## START SOURCE RECORDS

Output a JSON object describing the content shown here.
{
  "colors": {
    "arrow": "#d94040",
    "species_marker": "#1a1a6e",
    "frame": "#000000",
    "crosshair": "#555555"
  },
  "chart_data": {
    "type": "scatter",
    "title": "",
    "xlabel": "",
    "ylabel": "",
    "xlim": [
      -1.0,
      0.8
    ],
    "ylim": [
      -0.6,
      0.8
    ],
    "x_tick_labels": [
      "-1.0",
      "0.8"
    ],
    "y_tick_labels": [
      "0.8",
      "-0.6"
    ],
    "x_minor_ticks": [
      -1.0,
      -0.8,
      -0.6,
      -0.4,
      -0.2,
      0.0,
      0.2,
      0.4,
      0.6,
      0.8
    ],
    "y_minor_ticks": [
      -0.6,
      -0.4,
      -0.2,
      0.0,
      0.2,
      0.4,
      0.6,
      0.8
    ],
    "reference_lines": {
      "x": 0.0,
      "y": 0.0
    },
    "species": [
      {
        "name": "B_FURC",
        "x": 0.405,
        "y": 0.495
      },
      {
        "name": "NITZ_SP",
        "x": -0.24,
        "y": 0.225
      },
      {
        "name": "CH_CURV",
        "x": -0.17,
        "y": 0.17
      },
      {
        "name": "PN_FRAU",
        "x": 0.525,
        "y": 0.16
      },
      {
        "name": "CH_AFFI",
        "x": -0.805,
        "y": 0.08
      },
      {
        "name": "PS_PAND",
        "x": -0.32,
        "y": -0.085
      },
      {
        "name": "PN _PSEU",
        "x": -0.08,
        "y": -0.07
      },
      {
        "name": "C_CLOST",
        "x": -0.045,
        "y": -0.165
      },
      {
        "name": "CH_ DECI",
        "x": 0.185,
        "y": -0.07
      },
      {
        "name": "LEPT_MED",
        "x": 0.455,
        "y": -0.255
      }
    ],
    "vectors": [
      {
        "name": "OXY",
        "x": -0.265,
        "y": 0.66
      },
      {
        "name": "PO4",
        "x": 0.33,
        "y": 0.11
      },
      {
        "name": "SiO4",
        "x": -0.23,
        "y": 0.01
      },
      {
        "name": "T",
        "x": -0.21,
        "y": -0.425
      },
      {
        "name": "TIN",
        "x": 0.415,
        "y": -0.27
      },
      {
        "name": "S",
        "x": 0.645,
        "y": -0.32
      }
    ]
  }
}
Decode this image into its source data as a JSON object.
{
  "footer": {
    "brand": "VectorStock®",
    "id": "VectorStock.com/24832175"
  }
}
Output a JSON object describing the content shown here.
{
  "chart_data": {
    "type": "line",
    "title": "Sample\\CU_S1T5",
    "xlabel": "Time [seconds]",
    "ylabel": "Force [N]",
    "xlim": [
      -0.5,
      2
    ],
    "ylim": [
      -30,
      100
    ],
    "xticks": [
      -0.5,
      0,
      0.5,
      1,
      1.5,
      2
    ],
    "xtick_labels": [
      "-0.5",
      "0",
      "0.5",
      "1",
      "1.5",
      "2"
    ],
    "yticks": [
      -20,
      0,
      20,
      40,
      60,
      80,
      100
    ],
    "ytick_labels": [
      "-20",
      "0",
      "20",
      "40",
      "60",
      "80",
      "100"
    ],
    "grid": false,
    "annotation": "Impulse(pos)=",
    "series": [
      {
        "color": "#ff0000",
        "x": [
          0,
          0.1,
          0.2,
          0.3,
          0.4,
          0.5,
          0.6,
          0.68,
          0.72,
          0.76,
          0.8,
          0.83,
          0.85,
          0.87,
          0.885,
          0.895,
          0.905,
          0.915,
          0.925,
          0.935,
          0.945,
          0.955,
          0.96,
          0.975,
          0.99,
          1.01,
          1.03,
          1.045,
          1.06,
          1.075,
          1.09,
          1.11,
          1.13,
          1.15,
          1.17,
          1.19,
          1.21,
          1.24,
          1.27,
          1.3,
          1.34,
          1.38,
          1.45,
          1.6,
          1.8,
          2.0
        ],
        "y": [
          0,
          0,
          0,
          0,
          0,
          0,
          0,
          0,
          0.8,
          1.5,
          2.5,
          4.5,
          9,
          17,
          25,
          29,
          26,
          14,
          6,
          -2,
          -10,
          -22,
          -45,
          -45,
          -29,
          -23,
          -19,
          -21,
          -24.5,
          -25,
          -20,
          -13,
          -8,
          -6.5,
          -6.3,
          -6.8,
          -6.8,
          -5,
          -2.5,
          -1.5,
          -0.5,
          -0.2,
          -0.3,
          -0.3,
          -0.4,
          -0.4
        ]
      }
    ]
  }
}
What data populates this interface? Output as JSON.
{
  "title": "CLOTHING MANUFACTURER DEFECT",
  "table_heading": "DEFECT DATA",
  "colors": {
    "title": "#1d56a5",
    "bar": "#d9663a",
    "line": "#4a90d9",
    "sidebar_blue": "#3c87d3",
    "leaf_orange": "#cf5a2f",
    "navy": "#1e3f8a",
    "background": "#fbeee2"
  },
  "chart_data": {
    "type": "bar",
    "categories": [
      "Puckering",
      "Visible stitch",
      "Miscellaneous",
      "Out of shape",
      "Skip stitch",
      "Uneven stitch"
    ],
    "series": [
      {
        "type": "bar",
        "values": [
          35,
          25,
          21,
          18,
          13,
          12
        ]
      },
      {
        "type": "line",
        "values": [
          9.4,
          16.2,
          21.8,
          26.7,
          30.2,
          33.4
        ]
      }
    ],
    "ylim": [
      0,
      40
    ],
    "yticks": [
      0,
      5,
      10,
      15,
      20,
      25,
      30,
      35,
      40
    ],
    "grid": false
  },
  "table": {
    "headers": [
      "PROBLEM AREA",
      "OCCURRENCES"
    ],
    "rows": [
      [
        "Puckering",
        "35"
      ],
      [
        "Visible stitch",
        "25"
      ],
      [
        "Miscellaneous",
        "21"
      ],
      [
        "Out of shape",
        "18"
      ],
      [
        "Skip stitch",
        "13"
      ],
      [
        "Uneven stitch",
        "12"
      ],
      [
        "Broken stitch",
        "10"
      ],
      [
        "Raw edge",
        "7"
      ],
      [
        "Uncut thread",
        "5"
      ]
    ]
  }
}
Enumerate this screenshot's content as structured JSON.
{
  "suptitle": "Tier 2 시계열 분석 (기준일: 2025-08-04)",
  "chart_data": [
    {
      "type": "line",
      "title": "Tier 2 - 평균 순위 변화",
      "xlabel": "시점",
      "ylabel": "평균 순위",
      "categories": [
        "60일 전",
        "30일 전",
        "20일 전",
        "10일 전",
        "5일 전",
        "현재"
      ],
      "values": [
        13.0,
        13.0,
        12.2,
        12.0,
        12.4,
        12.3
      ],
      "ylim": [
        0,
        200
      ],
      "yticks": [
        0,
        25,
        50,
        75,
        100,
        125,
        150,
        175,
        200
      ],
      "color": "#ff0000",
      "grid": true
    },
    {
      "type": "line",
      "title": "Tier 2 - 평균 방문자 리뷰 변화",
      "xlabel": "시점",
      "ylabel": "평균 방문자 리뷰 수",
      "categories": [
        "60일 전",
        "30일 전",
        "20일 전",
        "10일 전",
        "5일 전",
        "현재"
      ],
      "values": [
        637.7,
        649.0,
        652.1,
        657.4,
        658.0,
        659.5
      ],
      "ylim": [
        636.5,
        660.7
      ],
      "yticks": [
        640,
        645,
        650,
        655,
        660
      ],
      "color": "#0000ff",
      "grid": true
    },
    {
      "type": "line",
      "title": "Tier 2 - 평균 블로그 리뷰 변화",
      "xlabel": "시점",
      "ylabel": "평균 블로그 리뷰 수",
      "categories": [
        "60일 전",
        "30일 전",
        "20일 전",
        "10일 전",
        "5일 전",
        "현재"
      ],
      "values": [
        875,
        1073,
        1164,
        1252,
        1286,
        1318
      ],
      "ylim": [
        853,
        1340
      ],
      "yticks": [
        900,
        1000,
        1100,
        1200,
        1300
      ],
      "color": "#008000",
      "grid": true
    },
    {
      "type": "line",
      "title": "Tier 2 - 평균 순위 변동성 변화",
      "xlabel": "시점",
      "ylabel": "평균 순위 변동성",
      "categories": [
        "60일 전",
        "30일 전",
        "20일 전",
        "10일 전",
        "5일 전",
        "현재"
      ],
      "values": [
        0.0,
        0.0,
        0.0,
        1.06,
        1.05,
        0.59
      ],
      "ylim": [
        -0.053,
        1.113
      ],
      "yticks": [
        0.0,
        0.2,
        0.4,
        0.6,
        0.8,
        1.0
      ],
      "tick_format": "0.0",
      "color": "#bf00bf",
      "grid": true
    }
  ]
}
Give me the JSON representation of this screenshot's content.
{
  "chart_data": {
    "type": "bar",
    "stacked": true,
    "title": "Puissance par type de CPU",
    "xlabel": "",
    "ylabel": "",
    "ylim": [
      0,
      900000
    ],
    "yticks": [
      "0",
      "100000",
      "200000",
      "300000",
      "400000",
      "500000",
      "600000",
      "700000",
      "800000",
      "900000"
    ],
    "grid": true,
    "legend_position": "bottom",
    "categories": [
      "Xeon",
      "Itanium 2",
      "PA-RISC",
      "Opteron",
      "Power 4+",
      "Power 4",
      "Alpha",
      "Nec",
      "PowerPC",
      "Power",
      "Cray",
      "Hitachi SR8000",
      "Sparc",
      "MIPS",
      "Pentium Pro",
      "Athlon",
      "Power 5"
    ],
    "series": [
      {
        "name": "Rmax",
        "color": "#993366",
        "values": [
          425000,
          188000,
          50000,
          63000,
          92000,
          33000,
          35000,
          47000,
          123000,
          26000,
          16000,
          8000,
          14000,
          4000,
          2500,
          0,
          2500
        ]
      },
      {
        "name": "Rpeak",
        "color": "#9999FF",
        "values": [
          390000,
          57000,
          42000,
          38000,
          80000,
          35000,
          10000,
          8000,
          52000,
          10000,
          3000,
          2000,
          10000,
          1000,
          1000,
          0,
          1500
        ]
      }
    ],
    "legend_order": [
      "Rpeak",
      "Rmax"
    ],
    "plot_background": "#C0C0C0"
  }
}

## END SOURCE RECORDS

TO DO: Provide the number of lines in the data above that contain the string "this", and nothing else.

TASK RESPONSE: 4